Collected data:
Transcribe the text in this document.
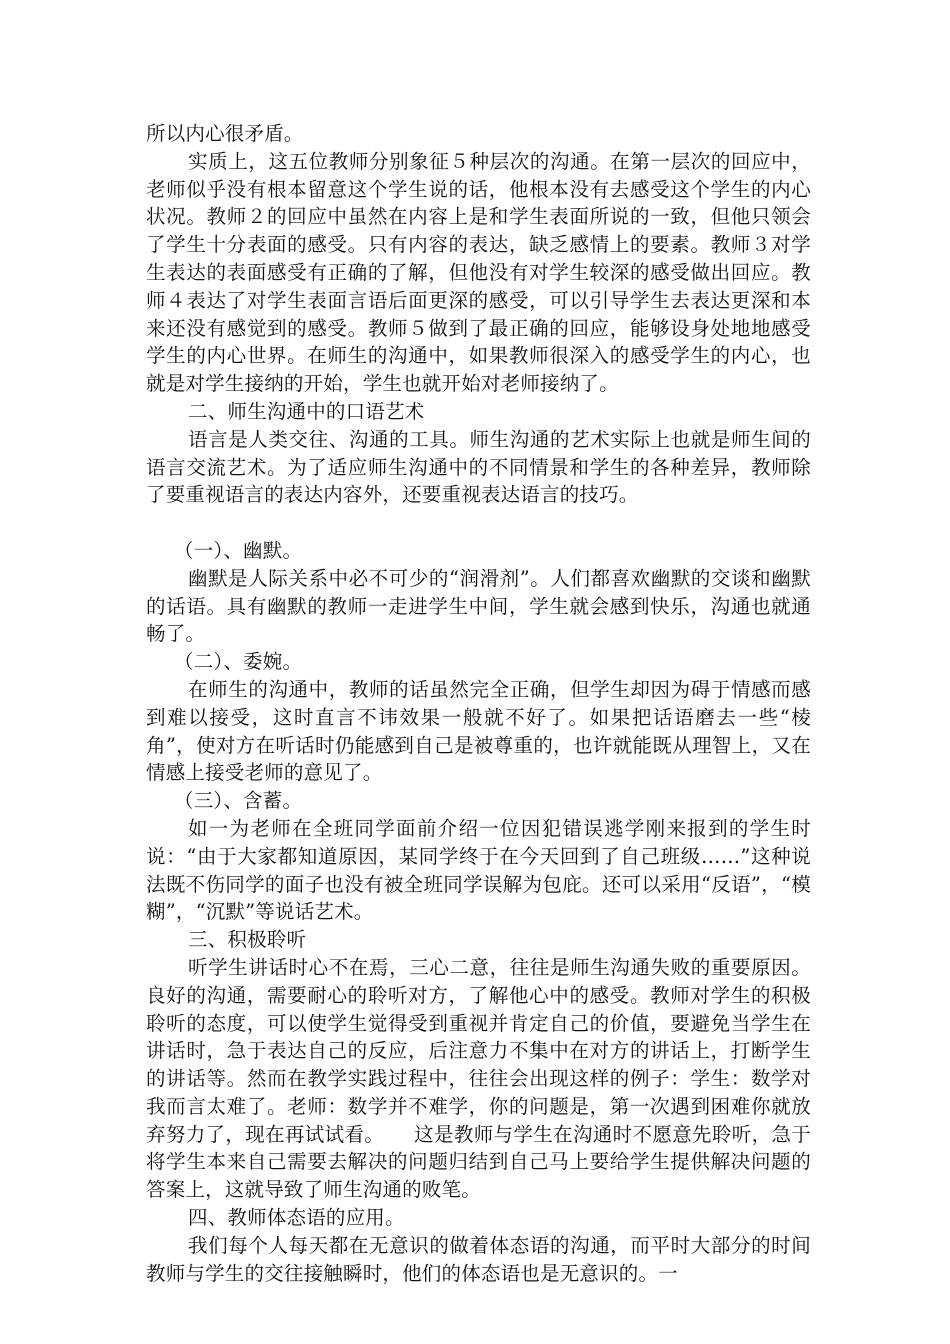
所以内心很矛盾。

实质上，这五位教师分别象征５种层次的沟通。在第一层次的回应中，老师似乎没有根本留意这个学生说的话，他根本没有去感受这个学生的内心状况。教师２的回应中虽然在内容上是和学生表面所说的一致，但他只领会了学生十分表面的感受。只有内容的表达，缺乏感情上的要素。教师３对学生表达的表面感受有正确的了解，但他没有对学生较深的感受做出回应。教师４表达了对学生表面言语后面更深的感受，可以引导学生去表达更深和本来还没有感觉到的感受。教师５做到了最正确的回应，能够设身处地地感受学生的内心世界。在师生的沟通中，如果教师很深入的感受学生的内心，也就是对学生接纳的开始，学生也就开始对老师接纳了。

二、师生沟通中的口语艺术

语言是人类交往、沟通的工具。师生沟通的艺术实际上也就是师生间的语言交流艺术。为了适应师生沟通中的不同情景和学生的各种差异，教师除了要重视语言的表达内容外，还要重视表达语言的技巧。

（一）、幽默。

幽默是人际关系中必不可少的“润滑剂”。人们都喜欢幽默的交谈和幽默的话语。具有幽默的教师一走进学生中间，学生就会感到快乐，沟通也就通畅了。

（二）、委婉。

在师生的沟通中，教师的话虽然完全正确，但学生却因为碍于情感而感到难以接受，这时直言不讳效果一般就不好了。如果把话语磨去一些“棱角”，使对方在听话时仍能感到自己是被尊重的，也许就能既从理智上，又在情感上接受老师的意见了。

（三）、含蓄。

如一为老师在全班同学面前介绍一位因犯错误逃学刚来报到的学生时说：“由于大家都知道原因，某同学终于在今天回到了自己班级……”这种说法既不伤同学的面子也没有被全班同学误解为包庇。还可以采用“反语”，“模糊”，“沉默”等说话艺术。

三、积极聆听

听学生讲话时心不在焉，三心二意，往往是师生沟通失败的重要原因。良好的沟通，需要耐心的聆听对方，了解他心中的感受。教师对学生的积极聆听的态度，可以使学生觉得受到重视并肯定自己的价值，要避免当学生在讲话时，急于表达自己的反应，后注意力不集中在对方的讲话上，打断学生的讲话等。然而在教学实践过程中，往往会出现这样的例子：学生：数学对我而言太难了。老师：数学并不难学，你的问题是，第一次遇到困难你就放弃努力了，现在再试试看。　　这是教师与学生在沟通时不愿意先聆听，急于将学生本来自己需要去解决的问题归结到自己马上要给学生提供解决问题的答案上，这就导致了师生沟通的败笔。

四、教师体态语的应用。

我们每个人每天都在无意识的做着体态语的沟通，而平时大部分的时间教师与学生的交往接触瞬时，他们的体态语也是无意识的。一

REQUIRED WORK:
Copy the records word for word, leaving no picture in the copy.

TASK SOLUTION:
Transcribe the text in this document.
所以内心很矛盾。

实质上，这五位教师分别象征５种层次的沟通。在第一层次的回应中，老师似乎没有根本留意这个学生说的话，他根本没有去感受这个学生的内心状况。教师２的回应中虽然在内容上是和学生表面所说的一致，但他只领会了学生十分表面的感受。只有内容的表达，缺乏感情上的要素。教师３对学生表达的表面感受有正确的了解，但他没有对学生较深的感受做出回应。教师４表达了对学生表面言语后面更深的感受，可以引导学生去表达更深和本来还没有感觉到的感受。教师５做到了最正确的回应，能够设身处地地感受学生的内心世界。在师生的沟通中，如果教师很深入的感受学生的内心，也就是对学生接纳的开始，学生也就开始对老师接纳了。

二、师生沟通中的口语艺术

语言是人类交往、沟通的工具。师生沟通的艺术实际上也就是师生间的语言交流艺术。为了适应师生沟通中的不同情景和学生的各种差异，教师除了要重视语言的表达内容外，还要重视表达语言的技巧。

（一）、幽默。

幽默是人际关系中必不可少的“润滑剂”。人们都喜欢幽默的交谈和幽默的话语。具有幽默的教师一走进学生中间，学生就会感到快乐，沟通也就通畅了。

（二）、委婉。

在师生的沟通中，教师的话虽然完全正确，但学生却因为碍于情感而感到难以接受，这时直言不讳效果一般就不好了。如果把话语磨去一些“棱角”，使对方在听话时仍能感到自己是被尊重的，也许就能既从理智上，又在情感上接受老师的意见了。

（三）、含蓄。

如一为老师在全班同学面前介绍一位因犯错误逃学刚来报到的学生时说：“由于大家都知道原因，某同学终于在今天回到了自己班级……”这种说法既不伤同学的面子也没有被全班同学误解为包庇。还可以采用“反语”，“模糊”，“沉默”等说话艺术。

三、积极聆听

听学生讲话时心不在焉，三心二意，往往是师生沟通失败的重要原因。良好的沟通，需要耐心的聆听对方，了解他心中的感受。教师对学生的积极聆听的态度，可以使学生觉得受到重视并肯定自己的价值，要避免当学生在讲话时，急于表达自己的反应，后注意力不集中在对方的讲话上，打断学生的讲话等。然而在教学实践过程中，往往会出现这样的例子：学生：数学对我而言太难了。老师：数学并不难学，你的问题是，第一次遇到困难你就放弃努力了，现在再试试看。　　这是教师与学生在沟通时不愿意先聆听，急于将学生本来自己需要去解决的问题归结到自己马上要给学生提供解决问题的答案上，这就导致了师生沟通的败笔。

四、教师体态语的应用。

我们每个人每天都在无意识的做着体态语的沟通，而平时大部分的时间教师与学生的交往接触瞬时，他们的体态语也是无意识的。一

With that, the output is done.